#### What is being asked:
Can you reproduce word for word the part of the Tarumanagara University text below that runs from "There are eight" up to and including "degrees by research."?

#### Passage to read:
———

Tarumanagara University
- Type: Private
- Established: 18 June 1959
- Founder: Kwee Hwat Djien
- Parent institution: Yayasan Tarumanagara
- Academic affiliations: Tarumanagara Institute Tarumanagara Xinya College Royal Taruma Hospital Jakarta
- Chairman: Ariawan Gunadi Foundation Chairman
- Rector: Amad Sudiro, Rector Sri Tiatri, Vice Rector
- Location: Campus I: Jl. Letjen S Parman No 1.; Campus II: Jl. Tanjung Duren Utara No 1.; Campus III: Jl. TB Simatupang; , Jakarta, Indonesia
- Campus: 14,67 ha; Urban;
- Colours: Maroon
- Nickname: Untar
- Website: untar.ac.id

= Tarumanagara University =

University in Indonesia

Tarumanagara University (Universitas Tarumanagara, abbreviated as UNTAR) is a private university in Jakarta, Indonesia and one of the oldest private universities in the country. In 2017 UNTAR received an accreditation A (meaning Excellent) from the Government's National Accreditation Board (BAN-PT). It has 4 campuses, where Campus I (main campus) and Campus II are located in the metropolitan area of West Jakarta, and Campus III in South Jakarta. A future Campus IV of 130 hectares, currently under construction, is in Karawaci (a satellite town some 25 kilometers from West Jakarta), and will become an integrated campus called Tarumanagara City. Currently UNTAR is led by Rector Amad Sudiro and Vice-Rector Sri Tiatri.

==Faculties==

Tarumanagara University Campus II building

There are eight faculties and a post-graduate program in the university as follows:
- Faculty of Economy and Business
- Faculty of Law
- Faculty of Engineering
- Faculty of Medicine
- Faculty of Psychology
- Faculty of Arts and Design
- Faculty of Information Technology
- Faculty of Communications Science
- Graduate Business School

The university offers Bachelor's and master's degree programs, as well as Doctoral degrees by research.

== History ==
Tarumanagara University (Untar) is one of the oldest private universities in Indonesia. Inspired by the Tarumanagara Kingdom, the idea to establish a university first emerged in 1957 by a group of sociologists within the Candra Naya Social Association, then known as Sin Ming Hui. On the initiative of Kwee Hwat Djien, they agreed to establish a foundation, the Tarumanagara Foundation, on June 18, 1959.

———

Document structure recognition entries
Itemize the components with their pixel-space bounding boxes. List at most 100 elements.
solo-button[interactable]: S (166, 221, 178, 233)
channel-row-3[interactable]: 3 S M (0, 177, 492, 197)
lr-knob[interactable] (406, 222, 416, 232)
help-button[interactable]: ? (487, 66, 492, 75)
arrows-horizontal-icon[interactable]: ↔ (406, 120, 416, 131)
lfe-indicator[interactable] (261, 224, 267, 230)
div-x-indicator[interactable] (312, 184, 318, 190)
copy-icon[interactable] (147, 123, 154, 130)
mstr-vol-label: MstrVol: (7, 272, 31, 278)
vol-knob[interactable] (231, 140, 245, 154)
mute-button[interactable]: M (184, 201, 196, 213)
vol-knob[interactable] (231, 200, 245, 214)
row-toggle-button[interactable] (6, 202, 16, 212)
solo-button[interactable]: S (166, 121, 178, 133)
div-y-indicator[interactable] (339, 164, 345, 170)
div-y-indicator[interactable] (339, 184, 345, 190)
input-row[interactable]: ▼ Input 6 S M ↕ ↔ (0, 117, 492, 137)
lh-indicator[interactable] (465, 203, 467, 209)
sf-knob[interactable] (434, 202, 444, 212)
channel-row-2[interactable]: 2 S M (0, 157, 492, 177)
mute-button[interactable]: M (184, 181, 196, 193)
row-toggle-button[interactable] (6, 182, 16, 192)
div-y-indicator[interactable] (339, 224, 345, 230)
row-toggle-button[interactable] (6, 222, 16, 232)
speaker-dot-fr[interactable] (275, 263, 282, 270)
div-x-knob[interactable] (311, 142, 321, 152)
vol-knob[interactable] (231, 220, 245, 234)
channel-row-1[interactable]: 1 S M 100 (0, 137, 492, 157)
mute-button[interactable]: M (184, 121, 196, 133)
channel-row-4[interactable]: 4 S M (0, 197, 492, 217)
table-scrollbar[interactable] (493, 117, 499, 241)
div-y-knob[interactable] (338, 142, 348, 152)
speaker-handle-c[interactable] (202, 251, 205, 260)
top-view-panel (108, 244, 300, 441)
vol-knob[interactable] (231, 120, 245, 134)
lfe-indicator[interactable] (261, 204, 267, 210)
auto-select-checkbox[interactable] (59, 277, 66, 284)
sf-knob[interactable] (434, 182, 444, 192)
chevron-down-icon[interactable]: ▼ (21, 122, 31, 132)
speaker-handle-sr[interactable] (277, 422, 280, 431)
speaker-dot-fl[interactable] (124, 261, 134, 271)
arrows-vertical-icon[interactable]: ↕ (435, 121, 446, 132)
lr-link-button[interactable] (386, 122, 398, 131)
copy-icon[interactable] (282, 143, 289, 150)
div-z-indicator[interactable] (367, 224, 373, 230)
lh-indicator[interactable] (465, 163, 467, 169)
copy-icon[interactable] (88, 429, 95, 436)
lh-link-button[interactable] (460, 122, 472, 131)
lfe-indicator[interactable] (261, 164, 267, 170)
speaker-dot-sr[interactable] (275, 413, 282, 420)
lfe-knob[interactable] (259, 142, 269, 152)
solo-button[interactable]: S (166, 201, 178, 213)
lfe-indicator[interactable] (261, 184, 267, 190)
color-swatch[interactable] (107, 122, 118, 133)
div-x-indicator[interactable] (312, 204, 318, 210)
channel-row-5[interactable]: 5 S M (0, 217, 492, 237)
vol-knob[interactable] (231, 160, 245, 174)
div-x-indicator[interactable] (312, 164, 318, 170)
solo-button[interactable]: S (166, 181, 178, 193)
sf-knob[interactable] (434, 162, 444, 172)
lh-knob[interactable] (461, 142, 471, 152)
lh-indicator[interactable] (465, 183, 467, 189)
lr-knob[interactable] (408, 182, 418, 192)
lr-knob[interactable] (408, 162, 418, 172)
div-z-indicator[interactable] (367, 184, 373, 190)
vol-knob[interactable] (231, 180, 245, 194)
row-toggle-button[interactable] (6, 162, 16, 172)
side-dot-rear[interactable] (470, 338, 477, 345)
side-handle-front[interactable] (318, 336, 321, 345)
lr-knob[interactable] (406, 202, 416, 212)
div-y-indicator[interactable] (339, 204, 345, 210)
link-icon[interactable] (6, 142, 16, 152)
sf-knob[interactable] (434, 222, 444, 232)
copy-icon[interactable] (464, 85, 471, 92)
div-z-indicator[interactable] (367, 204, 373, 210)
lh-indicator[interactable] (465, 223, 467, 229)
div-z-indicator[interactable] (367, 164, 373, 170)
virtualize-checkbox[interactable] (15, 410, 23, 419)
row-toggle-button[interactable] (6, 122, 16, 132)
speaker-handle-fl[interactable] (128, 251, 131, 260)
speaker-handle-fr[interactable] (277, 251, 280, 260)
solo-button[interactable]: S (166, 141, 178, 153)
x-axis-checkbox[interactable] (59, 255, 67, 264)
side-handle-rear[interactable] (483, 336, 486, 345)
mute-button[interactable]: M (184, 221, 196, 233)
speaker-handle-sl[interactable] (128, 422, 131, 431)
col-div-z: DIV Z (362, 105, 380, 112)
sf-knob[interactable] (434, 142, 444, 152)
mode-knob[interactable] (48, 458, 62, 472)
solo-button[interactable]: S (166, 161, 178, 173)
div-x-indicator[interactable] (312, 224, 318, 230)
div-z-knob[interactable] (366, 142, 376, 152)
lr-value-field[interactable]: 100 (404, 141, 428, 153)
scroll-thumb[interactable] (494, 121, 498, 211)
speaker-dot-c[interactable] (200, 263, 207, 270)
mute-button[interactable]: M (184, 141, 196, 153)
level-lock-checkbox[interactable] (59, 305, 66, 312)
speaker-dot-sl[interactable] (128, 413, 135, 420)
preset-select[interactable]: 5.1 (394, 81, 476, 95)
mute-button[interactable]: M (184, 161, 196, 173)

———

#### The completed task:
There are eight faculties and a post-graduate program in the university as follows:
- Faculty of Economy and Business
- Faculty of Law
- Faculty of Engineering
- Faculty of Medicine
- Faculty of Psychology
- Faculty of Arts and Design
- Faculty of Information Technology
- Faculty of Communications Science
- Graduate Business School

The university offers Bachelor's and master's degree programs, as well as Doctoral degrees by research.